[WRITTEN REQUEST]:
Set down all of the entries word for word, omitting the images they contain.

[GIVEN ENTRIES]:
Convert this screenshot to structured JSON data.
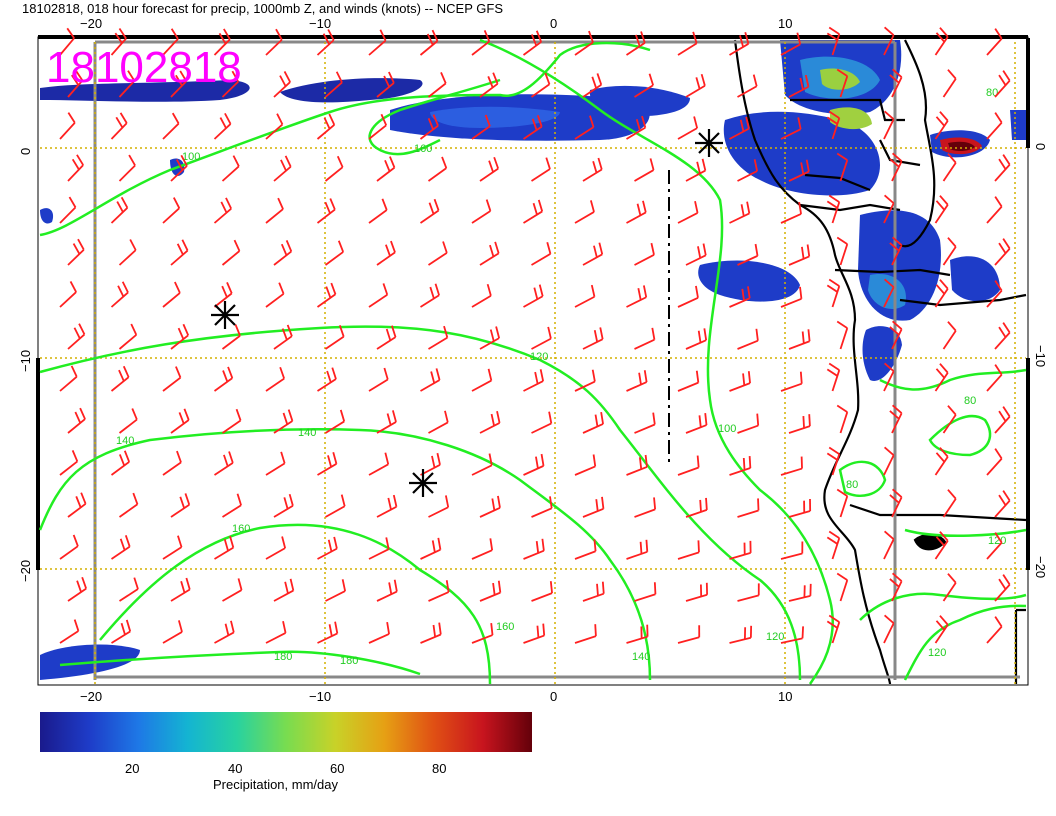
{
  "header": {
    "title": "18102818, 018 hour forecast for precip, 1000mb Z, and winds (knots) -- NCEP GFS",
    "stamp": "18102818",
    "stamp_color": "#ff00ff"
  },
  "axes": {
    "lon_ticks": [
      "−20",
      "−10",
      "0",
      "10"
    ],
    "lat_ticks": [
      "0",
      "−10",
      "−20"
    ],
    "grid_color": "#d4b000"
  },
  "contours": {
    "color": "#22ee22",
    "labels": [
      "100",
      "120",
      "140",
      "160",
      "180",
      "140",
      "160",
      "140",
      "180",
      "100",
      "120",
      "160",
      "80",
      "80",
      "80",
      "120",
      "120"
    ]
  },
  "colorbar": {
    "ticks": [
      "20",
      "40",
      "60",
      "80"
    ],
    "label": "Precipitation, mm/day",
    "stops": [
      "#1a1a8c",
      "#1e3cc8",
      "#1e78e6",
      "#14b4d2",
      "#28d2a0",
      "#78dc50",
      "#c8d228",
      "#e6a014",
      "#e05014",
      "#c8141e",
      "#64000a"
    ]
  },
  "markers": {
    "color": "#000000",
    "names": [
      "cross-marker-west",
      "cross-marker-south",
      "cross-marker-northeast"
    ]
  },
  "wind": {
    "color": "#ff2020"
  }
}
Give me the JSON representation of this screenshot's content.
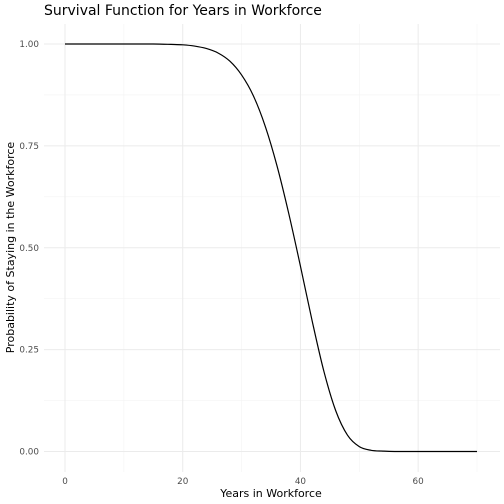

[RESULT]:
Convert this screenshot to structured JSON data.
{
  "header": {
    "title": "18102818, 018 hour forecast for precip, 1000mb Z, and winds (knots) -- NCEP GFS",
    "stamp": "18102818",
    "stamp_color": "#ff00ff"
  },
  "axes": {
    "lon_ticks": [
      "−20",
      "−10",
      "0",
      "10"
    ],
    "lat_ticks": [
      "0",
      "−10",
      "−20"
    ],
    "grid_color": "#d4b000"
  },
  "contours": {
    "color": "#22ee22",
    "labels": [
      "100",
      "120",
      "140",
      "160",
      "180",
      "140",
      "160",
      "140",
      "180",
      "100",
      "120",
      "160",
      "80",
      "80",
      "80",
      "120",
      "120"
    ]
  },
  "colorbar": {
    "ticks": [
      "20",
      "40",
      "60",
      "80"
    ],
    "label": "Precipitation, mm/day",
    "stops": [
      "#1a1a8c",
      "#1e3cc8",
      "#1e78e6",
      "#14b4d2",
      "#28d2a0",
      "#78dc50",
      "#c8d228",
      "#e6a014",
      "#e05014",
      "#c8141e",
      "#64000a"
    ]
  },
  "markers": {
    "color": "#000000",
    "names": [
      "cross-marker-west",
      "cross-marker-south",
      "cross-marker-northeast"
    ]
  },
  "wind": {
    "color": "#ff2020"
  }
}
Give me the JSON representation of this screenshot's content.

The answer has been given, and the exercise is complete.